_RECORDS FOR THIS EXERCISE_:
------------------------------------------------------------------------
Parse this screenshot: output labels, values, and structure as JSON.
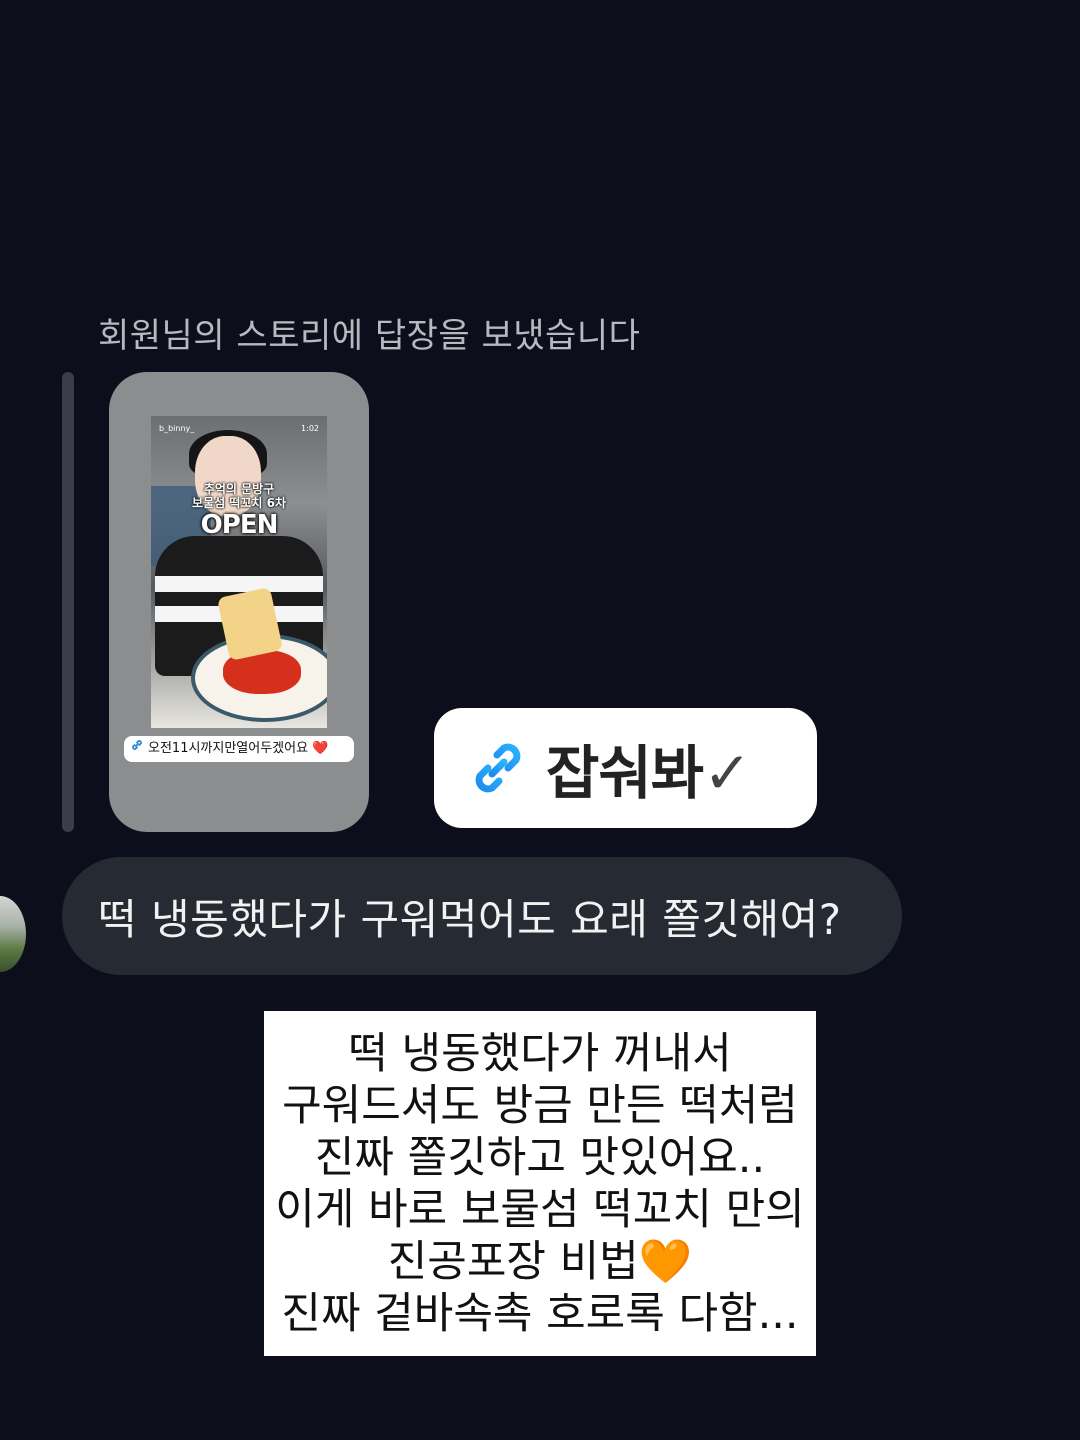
{
  "reply_note": "회원님의 스토리에 답장을 보냈습니다",
  "story": {
    "username": "b_binny_",
    "time": "1:02",
    "title_line1": "추억의 문방구",
    "title_line2": "보물섬 떡꼬치 6차",
    "open_text": "OPEN",
    "link_text": "오전11시까지만열어두겠어요",
    "link_emoji": "❤️"
  },
  "sticker": {
    "text": "잡숴봐",
    "check": "✓"
  },
  "message": {
    "text": "떡 냉동했다가 구워먹어도 요래 쫄깃해여?"
  },
  "caption": {
    "lines": [
      "떡 냉동했다가 꺼내서",
      "구워드셔도 방금 만든 떡처럼",
      "진짜 쫄깃하고 맛있어요..",
      "이게 바로 보물섬 떡꼬치 만의",
      "진공포장 비법",
      "진짜 겉바속촉 호로록 다함..."
    ],
    "heart_emoji": "🧡"
  },
  "colors": {
    "background": "#0c0f1b",
    "bubble": "#262a33",
    "link_blue": "#1e88e5"
  },
  "icons": {
    "link": "link-icon",
    "heart": "heart-icon"
  }
}
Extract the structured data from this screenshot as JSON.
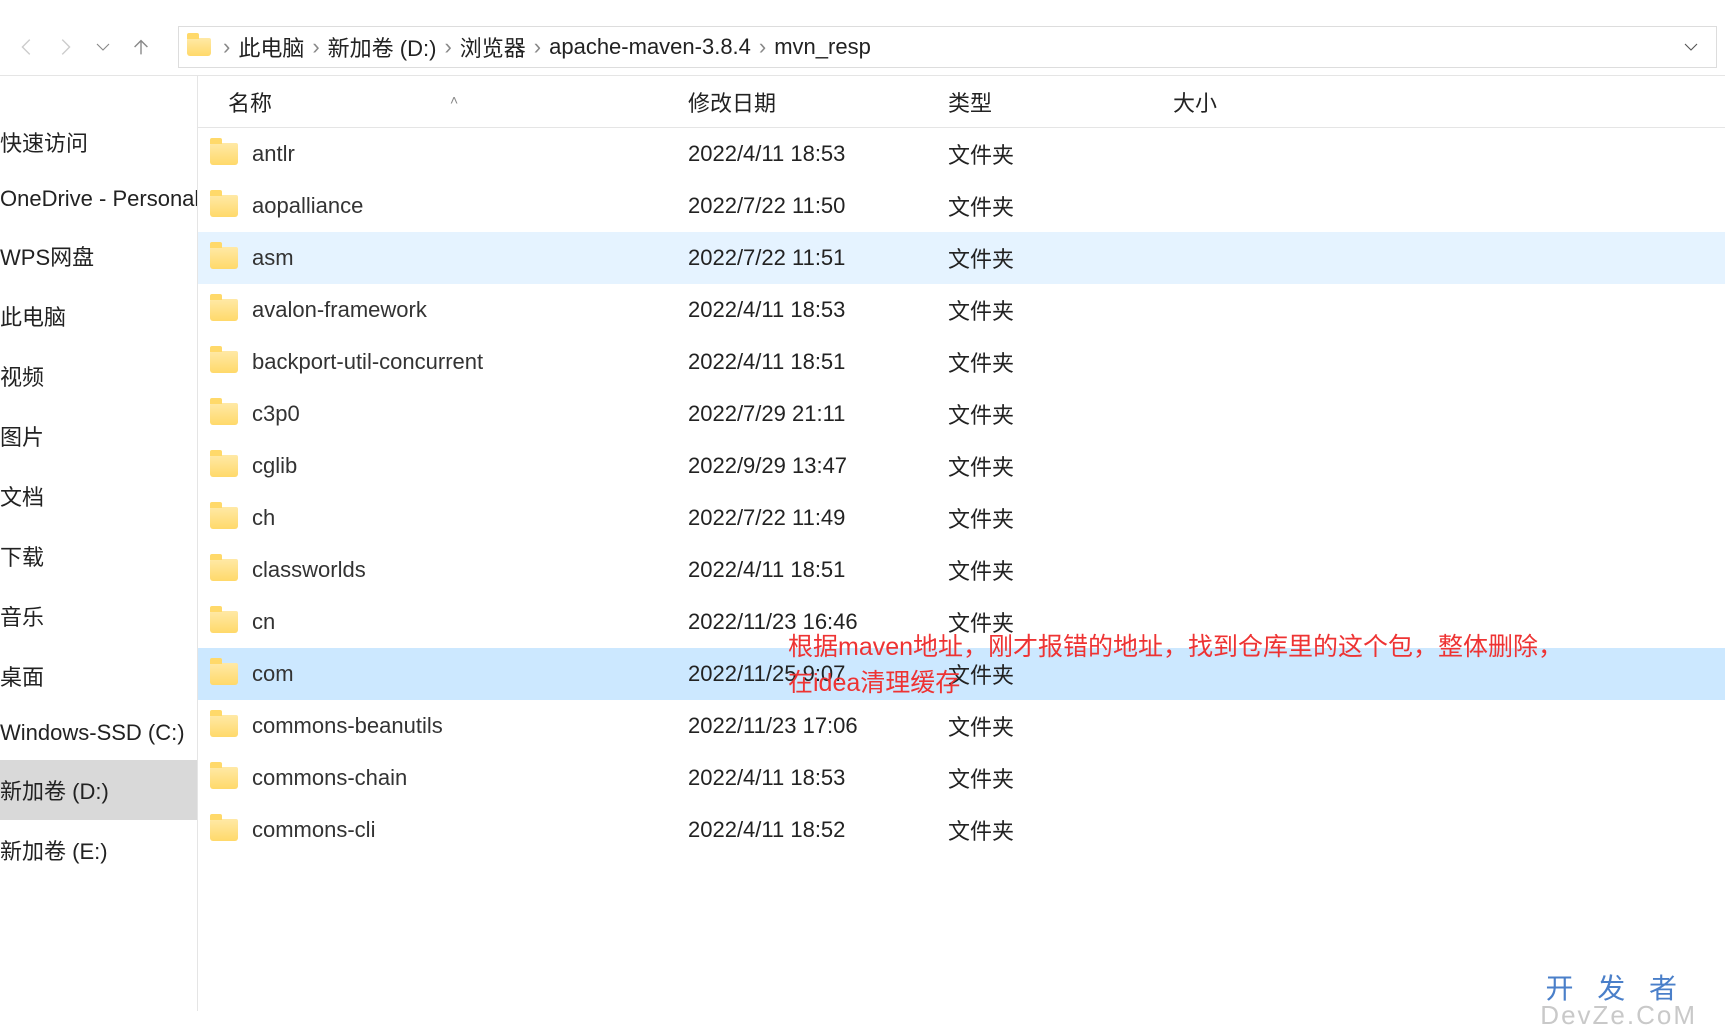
{
  "breadcrumb": [
    "此电脑",
    "新加卷 (D:)",
    "浏览器",
    "apache-maven-3.8.4",
    "mvn_resp"
  ],
  "sidebar": {
    "items": [
      {
        "label": "快速访问"
      },
      {
        "label": "OneDrive - Personal"
      },
      {
        "label": "WPS网盘"
      },
      {
        "label": "此电脑"
      },
      {
        "label": "视频"
      },
      {
        "label": "图片"
      },
      {
        "label": "文档"
      },
      {
        "label": "下载"
      },
      {
        "label": "音乐"
      },
      {
        "label": "桌面"
      },
      {
        "label": "Windows-SSD (C:)"
      },
      {
        "label": "新加卷 (D:)",
        "selected": true
      },
      {
        "label": "新加卷 (E:)"
      }
    ]
  },
  "columns": {
    "name": "名称",
    "date": "修改日期",
    "type": "类型",
    "size": "大小"
  },
  "type_folder": "文件夹",
  "rows": [
    {
      "name": "antlr",
      "date": "2022/4/11 18:53"
    },
    {
      "name": "aopalliance",
      "date": "2022/7/22 11:50"
    },
    {
      "name": "asm",
      "date": "2022/7/22 11:51",
      "hover": true
    },
    {
      "name": "avalon-framework",
      "date": "2022/4/11 18:53"
    },
    {
      "name": "backport-util-concurrent",
      "date": "2022/4/11 18:51"
    },
    {
      "name": "c3p0",
      "date": "2022/7/29 21:11"
    },
    {
      "name": "cglib",
      "date": "2022/9/29 13:47"
    },
    {
      "name": "ch",
      "date": "2022/7/22 11:49"
    },
    {
      "name": "classworlds",
      "date": "2022/4/11 18:51"
    },
    {
      "name": "cn",
      "date": "2022/11/23 16:46"
    },
    {
      "name": "com",
      "date": "2022/11/25 9:07",
      "selected": true
    },
    {
      "name": "commons-beanutils",
      "date": "2022/11/23 17:06"
    },
    {
      "name": "commons-chain",
      "date": "2022/4/11 18:53"
    },
    {
      "name": "commons-cli",
      "date": "2022/4/11 18:52"
    }
  ],
  "annotation": {
    "line1": "根据maven地址，刚才报错的地址，找到仓库里的这个包，整体删除，",
    "line2": "在idea清理缓存"
  },
  "watermark": {
    "top": "开 发 者",
    "bottom": "DevZe.CoM"
  }
}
------------------------------------------------------------------------
_TO DO_:
Select and copy every line of the listing with the word "JSON".

_CORRECT ANSWER_:
Parse this screenshot: output labels, values, and structure as JSON.
Extract the structured data from this screenshot as JSON.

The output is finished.